» **Written instruction**: Give, as a bare number, the count of lines that contain the word "text".

» **Material**:
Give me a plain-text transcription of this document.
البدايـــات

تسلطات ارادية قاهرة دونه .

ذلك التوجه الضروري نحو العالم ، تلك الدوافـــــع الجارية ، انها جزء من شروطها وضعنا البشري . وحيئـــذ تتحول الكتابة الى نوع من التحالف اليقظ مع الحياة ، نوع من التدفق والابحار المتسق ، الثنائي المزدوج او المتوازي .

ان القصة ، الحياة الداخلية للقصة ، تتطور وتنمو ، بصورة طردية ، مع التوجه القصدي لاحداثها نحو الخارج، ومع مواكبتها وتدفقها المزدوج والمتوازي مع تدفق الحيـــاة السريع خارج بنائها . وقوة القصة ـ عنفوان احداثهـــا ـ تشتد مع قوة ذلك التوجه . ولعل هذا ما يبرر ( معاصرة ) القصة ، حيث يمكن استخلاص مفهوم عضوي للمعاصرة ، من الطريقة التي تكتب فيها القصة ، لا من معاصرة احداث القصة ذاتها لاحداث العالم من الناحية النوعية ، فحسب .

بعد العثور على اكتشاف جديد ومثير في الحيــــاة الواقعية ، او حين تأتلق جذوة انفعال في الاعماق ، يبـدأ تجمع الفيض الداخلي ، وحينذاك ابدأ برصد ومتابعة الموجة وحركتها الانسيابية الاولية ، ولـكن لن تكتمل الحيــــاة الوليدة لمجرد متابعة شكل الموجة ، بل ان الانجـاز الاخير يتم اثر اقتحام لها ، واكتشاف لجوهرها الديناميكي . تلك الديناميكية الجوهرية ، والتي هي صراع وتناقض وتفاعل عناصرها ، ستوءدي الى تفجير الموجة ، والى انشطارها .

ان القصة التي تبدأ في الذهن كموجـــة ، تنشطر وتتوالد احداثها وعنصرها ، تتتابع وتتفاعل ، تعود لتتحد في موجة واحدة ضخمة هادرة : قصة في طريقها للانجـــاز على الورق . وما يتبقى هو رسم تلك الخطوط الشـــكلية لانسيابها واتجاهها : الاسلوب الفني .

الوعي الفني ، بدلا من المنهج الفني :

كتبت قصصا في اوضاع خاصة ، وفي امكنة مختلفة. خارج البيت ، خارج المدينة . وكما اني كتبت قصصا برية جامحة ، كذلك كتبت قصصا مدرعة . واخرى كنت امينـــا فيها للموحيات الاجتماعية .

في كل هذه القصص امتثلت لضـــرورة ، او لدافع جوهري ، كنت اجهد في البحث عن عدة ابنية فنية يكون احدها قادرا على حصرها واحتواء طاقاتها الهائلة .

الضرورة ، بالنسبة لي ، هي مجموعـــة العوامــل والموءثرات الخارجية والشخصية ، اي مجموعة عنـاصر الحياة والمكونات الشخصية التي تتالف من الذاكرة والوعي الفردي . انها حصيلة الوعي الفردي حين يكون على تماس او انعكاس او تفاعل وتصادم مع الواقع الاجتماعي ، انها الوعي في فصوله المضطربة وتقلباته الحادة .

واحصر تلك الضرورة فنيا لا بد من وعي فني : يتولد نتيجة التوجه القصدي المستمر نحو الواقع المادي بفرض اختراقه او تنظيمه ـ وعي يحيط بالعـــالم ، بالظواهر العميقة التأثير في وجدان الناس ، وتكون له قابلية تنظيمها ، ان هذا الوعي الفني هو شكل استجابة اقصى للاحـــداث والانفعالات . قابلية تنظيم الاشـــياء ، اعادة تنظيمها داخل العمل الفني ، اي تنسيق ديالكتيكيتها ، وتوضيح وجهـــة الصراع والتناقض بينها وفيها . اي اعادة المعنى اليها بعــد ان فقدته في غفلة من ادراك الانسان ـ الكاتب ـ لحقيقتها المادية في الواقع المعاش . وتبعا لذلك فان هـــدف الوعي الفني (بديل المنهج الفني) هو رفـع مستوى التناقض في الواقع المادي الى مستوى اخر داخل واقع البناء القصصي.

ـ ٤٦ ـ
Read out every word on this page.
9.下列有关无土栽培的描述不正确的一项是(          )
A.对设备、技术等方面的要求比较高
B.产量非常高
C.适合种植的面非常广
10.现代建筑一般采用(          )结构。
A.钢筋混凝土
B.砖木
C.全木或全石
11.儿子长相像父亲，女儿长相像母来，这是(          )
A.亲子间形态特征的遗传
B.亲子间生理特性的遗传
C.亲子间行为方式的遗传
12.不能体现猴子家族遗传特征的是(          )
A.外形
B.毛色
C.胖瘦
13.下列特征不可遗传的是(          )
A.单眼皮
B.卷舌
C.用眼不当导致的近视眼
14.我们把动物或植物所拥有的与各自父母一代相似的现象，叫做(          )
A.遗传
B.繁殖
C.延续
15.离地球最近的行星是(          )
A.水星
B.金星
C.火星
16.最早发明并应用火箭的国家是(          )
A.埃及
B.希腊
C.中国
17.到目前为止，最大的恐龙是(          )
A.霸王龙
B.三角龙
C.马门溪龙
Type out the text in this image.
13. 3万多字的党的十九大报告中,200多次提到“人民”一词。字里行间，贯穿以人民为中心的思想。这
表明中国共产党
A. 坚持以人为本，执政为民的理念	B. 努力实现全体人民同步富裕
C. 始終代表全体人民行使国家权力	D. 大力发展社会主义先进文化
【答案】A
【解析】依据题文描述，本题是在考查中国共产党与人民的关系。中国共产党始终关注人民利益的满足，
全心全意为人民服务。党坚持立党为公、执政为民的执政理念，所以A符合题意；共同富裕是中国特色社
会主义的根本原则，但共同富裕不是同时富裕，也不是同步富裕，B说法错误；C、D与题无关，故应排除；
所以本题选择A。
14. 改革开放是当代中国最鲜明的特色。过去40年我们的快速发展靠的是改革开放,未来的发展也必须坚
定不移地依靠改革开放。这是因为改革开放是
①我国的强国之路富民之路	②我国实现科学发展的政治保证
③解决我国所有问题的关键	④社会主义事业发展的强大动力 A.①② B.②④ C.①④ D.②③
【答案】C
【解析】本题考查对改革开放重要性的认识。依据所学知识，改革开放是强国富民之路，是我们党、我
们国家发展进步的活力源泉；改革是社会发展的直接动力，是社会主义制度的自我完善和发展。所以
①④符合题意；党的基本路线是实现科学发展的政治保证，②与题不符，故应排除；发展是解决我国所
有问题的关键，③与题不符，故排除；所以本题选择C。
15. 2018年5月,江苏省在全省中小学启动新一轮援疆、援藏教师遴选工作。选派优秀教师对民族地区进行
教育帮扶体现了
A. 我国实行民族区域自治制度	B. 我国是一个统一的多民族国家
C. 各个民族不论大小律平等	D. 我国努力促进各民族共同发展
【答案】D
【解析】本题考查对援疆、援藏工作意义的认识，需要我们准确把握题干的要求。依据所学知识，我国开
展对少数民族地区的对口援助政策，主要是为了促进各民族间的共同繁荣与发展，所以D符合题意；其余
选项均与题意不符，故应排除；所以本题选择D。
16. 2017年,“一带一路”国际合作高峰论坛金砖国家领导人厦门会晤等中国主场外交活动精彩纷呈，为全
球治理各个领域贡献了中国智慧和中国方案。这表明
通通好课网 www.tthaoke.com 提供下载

» **Expected output**: 2